--- Data rows ---
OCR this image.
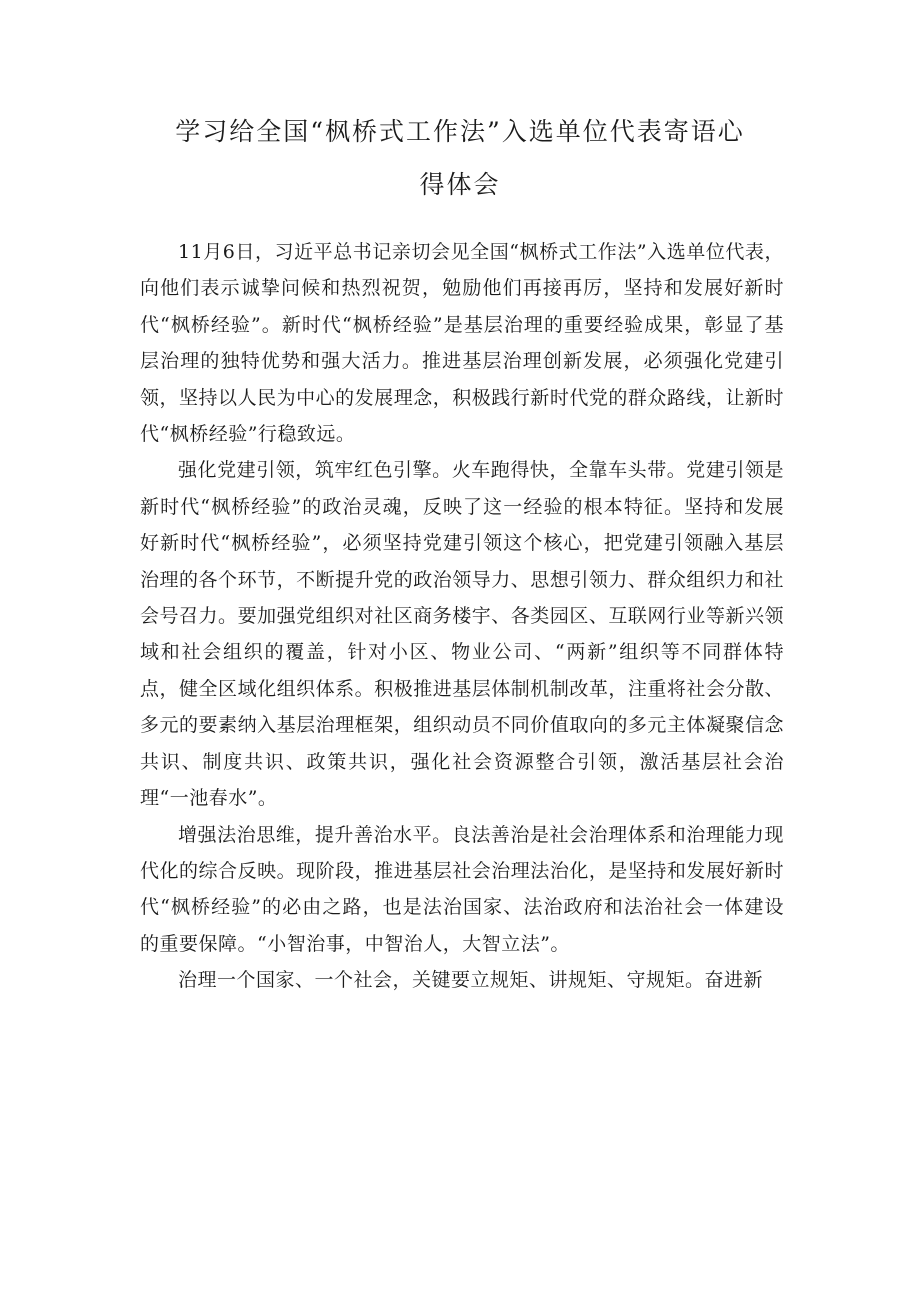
学习给全国“枫桥式工作法”入选单位代表寄语心
得体会

11月6日，习近平总书记亲切会见全国“枫桥式工作法”入选单位代表，向他们表示诚挚问候和热烈祝贺，勉励他们再接再厉，坚持和发展好新时代“枫桥经验”。新时代“枫桥经验”是基层治理的重要经验成果，彰显了基层治理的独特优势和强大活力。推进基层治理创新发展，必须强化党建引领，坚持以人民为中心的发展理念，积极践行新时代党的群众路线，让新时代“枫桥经验”行稳致远。

强化党建引领，筑牢红色引擎。火车跑得快，全靠车头带。党建引领是新时代“枫桥经验”的政治灵魂，反映了这一经验的根本特征。坚持和发展好新时代“枫桥经验”，必须坚持党建引领这个核心，把党建引领融入基层治理的各个环节，不断提升党的政治领导力、思想引领力、群众组织力和社会号召力。要加强党组织对社区商务楼宇、各类园区、互联网行业等新兴领域和社会组织的覆盖，针对小区、物业公司、“两新”组织等不同群体特点，健全区域化组织体系。积极推进基层体制机制改革，注重将社会分散、多元的要素纳入基层治理框架，组织动员不同价值取向的多元主体凝聚信念共识、制度共识、政策共识，强化社会资源整合引领，激活基层社会治理“一池春水”。

增强法治思维，提升善治水平。良法善治是社会治理体系和治理能力现代化的综合反映。现阶段，推进基层社会治理法治化，是坚持和发展好新时代“枫桥经验”的必由之路，也是法治国家、法治政府和法治社会一体建设的重要保障。“小智治事，中智治人，大智立法”。

治理一个国家、一个社会，关键要立规矩、讲规矩、守规矩。奋进新
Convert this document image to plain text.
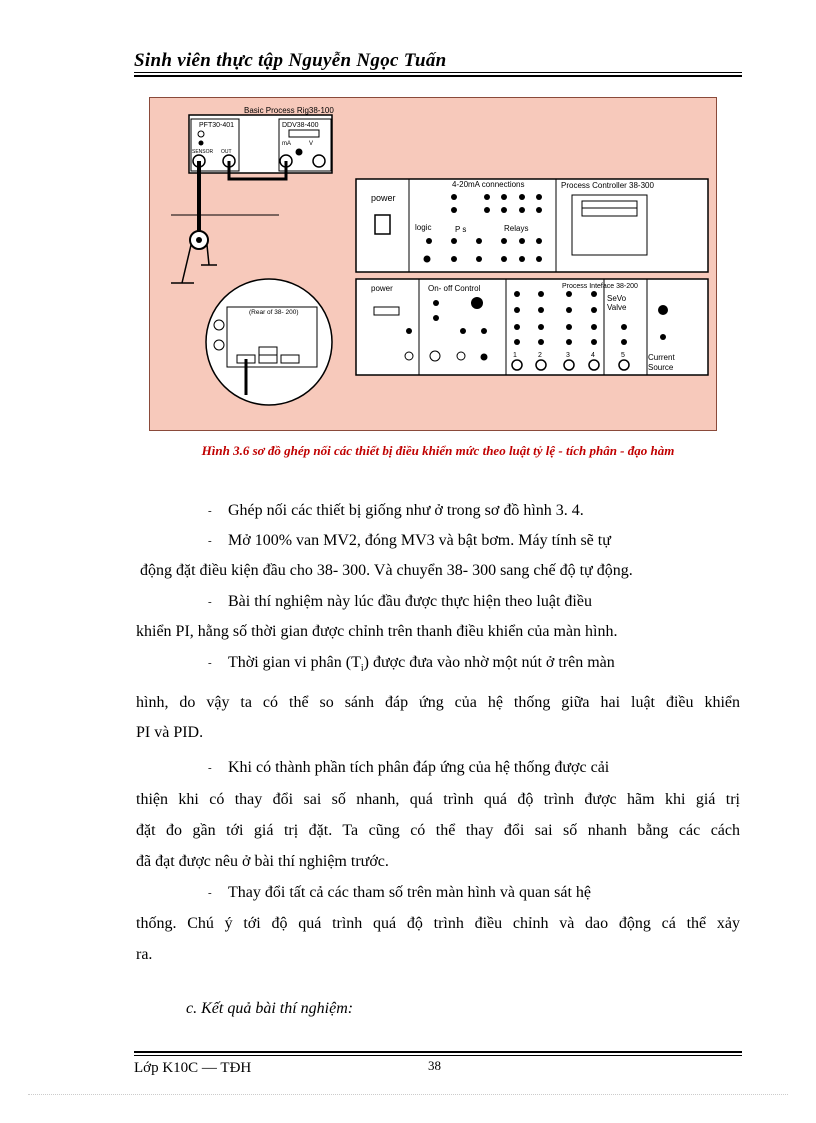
Sinh viên thực tập Nguyễn Ngọc Tuấn
Basic Process Rig38-100
PFT30-401
SENSOR OUT
DDV38-400
mA	V
(Rear of 38- 200)
power
4-20mA connections
logic	P s	Relays
Process Controller 38-300
power	On- off Control	Process Inteface 38-200
SeVo
Valve
1	2	3	4	5	Current
Source
Hình 3.6 sơ đồ ghép nối các thiết bị điều khiển mức theo luật tỷ lệ - tích phân - đạo hàm
- Ghép nối các thiết bị giống như ở trong sơ đồ hình 3. 4.
- Mở 100% van MV2, đóng MV3 và bật bơm. Máy tính sẽ tự
động đặt điều kiện đầu cho 38- 300. Và chuyển 38- 300 sang chế độ tự động.
- Bài thí nghiệm này lúc đầu được thực hiện theo luật điều
khiển PI, hằng số thời gian được chỉnh trên thanh điều khiển của màn hình.
- Thời gian vi phân $(T_i)$ được đưa vào nhờ một nút ở trên màn
hình, do vậy ta có thể so sánh đáp ứng của hệ thống giữa hai luật điều khiển
PI và PID.
- Khi có thành phần tích phân đáp ứng của hệ thống được cải
thiện khi có thay đổi sai số nhanh, quá trình quá độ trình được hãm khi giá trị
đặt đo gần tới giá trị đặt. Ta cũng có thể thay đổi sai số nhanh bằng các cách
đã đạt được nêu ở bài thí nghiệm trước.
- Thay đổi tất cả các tham số trên màn hình và quan sát hệ
thống. Chú ý tới độ quá trình quá độ trình điều chỉnh và dao động cá thể xảy
ra.
c. Kết quả bài thí nghiệm:
Lớp K10C — TĐH	38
---
**Task prompt:** Each line in the data that holds the string "phân" should be found and copied.

**Task response:**
Hình 3.6 sơ đồ ghép nối các thiết bị điều khiển mức theo luật tỷ lệ - tích phân - đạo hàm
- Thời gian vi phân $(T_i)$ được đưa vào nhờ một nút ở trên màn
- Khi có thành phần tích phân đáp ứng của hệ thống được cải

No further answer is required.